## SHORT PROBLEM
Would you write out the entries below, every one of them, exactly?

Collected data
--------------------

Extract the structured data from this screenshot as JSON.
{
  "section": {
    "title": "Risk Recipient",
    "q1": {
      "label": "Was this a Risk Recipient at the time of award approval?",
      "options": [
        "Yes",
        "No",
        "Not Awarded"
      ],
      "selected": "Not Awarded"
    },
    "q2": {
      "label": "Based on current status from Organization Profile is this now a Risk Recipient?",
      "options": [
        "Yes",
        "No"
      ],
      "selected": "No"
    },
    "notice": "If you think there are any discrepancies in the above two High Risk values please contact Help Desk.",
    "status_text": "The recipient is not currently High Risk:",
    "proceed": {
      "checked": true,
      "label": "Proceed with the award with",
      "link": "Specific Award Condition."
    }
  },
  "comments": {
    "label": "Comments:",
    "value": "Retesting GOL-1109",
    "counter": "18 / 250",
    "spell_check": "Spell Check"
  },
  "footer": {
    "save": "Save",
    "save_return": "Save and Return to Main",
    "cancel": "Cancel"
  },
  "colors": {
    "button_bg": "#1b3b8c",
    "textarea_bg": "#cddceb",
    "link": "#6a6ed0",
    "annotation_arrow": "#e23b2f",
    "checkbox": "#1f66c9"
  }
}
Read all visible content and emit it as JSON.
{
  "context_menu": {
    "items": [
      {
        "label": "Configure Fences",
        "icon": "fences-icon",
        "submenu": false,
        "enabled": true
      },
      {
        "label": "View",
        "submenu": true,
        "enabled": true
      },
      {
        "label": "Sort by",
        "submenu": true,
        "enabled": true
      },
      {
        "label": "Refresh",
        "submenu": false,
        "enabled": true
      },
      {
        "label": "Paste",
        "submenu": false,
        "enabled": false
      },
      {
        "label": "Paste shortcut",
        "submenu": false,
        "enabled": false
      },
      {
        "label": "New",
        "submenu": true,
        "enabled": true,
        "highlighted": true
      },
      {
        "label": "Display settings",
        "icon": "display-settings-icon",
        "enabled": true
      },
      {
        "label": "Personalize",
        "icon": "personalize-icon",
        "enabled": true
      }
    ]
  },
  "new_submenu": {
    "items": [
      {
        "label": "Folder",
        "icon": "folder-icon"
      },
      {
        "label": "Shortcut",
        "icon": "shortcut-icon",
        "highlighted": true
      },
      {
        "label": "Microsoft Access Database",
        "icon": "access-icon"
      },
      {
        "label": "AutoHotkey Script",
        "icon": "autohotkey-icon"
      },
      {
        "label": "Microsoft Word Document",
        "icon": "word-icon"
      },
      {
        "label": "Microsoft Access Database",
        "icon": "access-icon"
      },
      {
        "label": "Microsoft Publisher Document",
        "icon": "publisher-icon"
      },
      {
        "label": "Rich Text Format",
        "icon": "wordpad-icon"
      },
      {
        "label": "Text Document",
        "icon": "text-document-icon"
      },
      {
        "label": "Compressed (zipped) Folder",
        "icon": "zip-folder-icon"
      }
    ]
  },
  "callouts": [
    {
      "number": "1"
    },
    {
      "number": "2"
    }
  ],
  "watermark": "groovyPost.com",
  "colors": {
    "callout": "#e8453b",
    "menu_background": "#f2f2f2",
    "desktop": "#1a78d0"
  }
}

--------------------

## OUTPUT
Extract the structured data from this screenshot as JSON.
{
  "section": {
    "title": "Risk Recipient",
    "q1": {
      "label": "Was this a Risk Recipient at the time of award approval?",
      "options": [
        "Yes",
        "No",
        "Not Awarded"
      ],
      "selected": "Not Awarded"
    },
    "q2": {
      "label": "Based on current status from Organization Profile is this now a Risk Recipient?",
      "options": [
        "Yes",
        "No"
      ],
      "selected": "No"
    },
    "notice": "If you think there are any discrepancies in the above two High Risk values please contact Help Desk.",
    "status_text": "The recipient is not currently High Risk:",
    "proceed": {
      "checked": true,
      "label": "Proceed with the award with",
      "link": "Specific Award Condition."
    }
  },
  "comments": {
    "label": "Comments:",
    "value": "Retesting GOL-1109",
    "counter": "18 / 250",
    "spell_check": "Spell Check"
  },
  "footer": {
    "save": "Save",
    "save_return": "Save and Return to Main",
    "cancel": "Cancel"
  },
  "colors": {
    "button_bg": "#1b3b8c",
    "textarea_bg": "#cddceb",
    "link": "#6a6ed0",
    "annotation_arrow": "#e23b2f",
    "checkbox": "#1f66c9"
  }
}
Read all visible content and emit it as JSON.
{
  "context_menu": {
    "items": [
      {
        "label": "Configure Fences",
        "icon": "fences-icon",
        "submenu": false,
        "enabled": true
      },
      {
        "label": "View",
        "submenu": true,
        "enabled": true
      },
      {
        "label": "Sort by",
        "submenu": true,
        "enabled": true
      },
      {
        "label": "Refresh",
        "submenu": false,
        "enabled": true
      },
      {
        "label": "Paste",
        "submenu": false,
        "enabled": false
      },
      {
        "label": "Paste shortcut",
        "submenu": false,
        "enabled": false
      },
      {
        "label": "New",
        "submenu": true,
        "enabled": true,
        "highlighted": true
      },
      {
        "label": "Display settings",
        "icon": "display-settings-icon",
        "enabled": true
      },
      {
        "label": "Personalize",
        "icon": "personalize-icon",
        "enabled": true
      }
    ]
  },
  "new_submenu": {
    "items": [
      {
        "label": "Folder",
        "icon": "folder-icon"
      },
      {
        "label": "Shortcut",
        "icon": "shortcut-icon",
        "highlighted": true
      },
      {
        "label": "Microsoft Access Database",
        "icon": "access-icon"
      },
      {
        "label": "AutoHotkey Script",
        "icon": "autohotkey-icon"
      },
      {
        "label": "Microsoft Word Document",
        "icon": "word-icon"
      },
      {
        "label": "Microsoft Access Database",
        "icon": "access-icon"
      },
      {
        "label": "Microsoft Publisher Document",
        "icon": "publisher-icon"
      },
      {
        "label": "Rich Text Format",
        "icon": "wordpad-icon"
      },
      {
        "label": "Text Document",
        "icon": "text-document-icon"
      },
      {
        "label": "Compressed (zipped) Folder",
        "icon": "zip-folder-icon"
      }
    ]
  },
  "callouts": [
    {
      "number": "1"
    },
    {
      "number": "2"
    }
  ],
  "watermark": "groovyPost.com",
  "colors": {
    "callout": "#e8453b",
    "menu_background": "#f2f2f2",
    "desktop": "#1a78d0"
  }
}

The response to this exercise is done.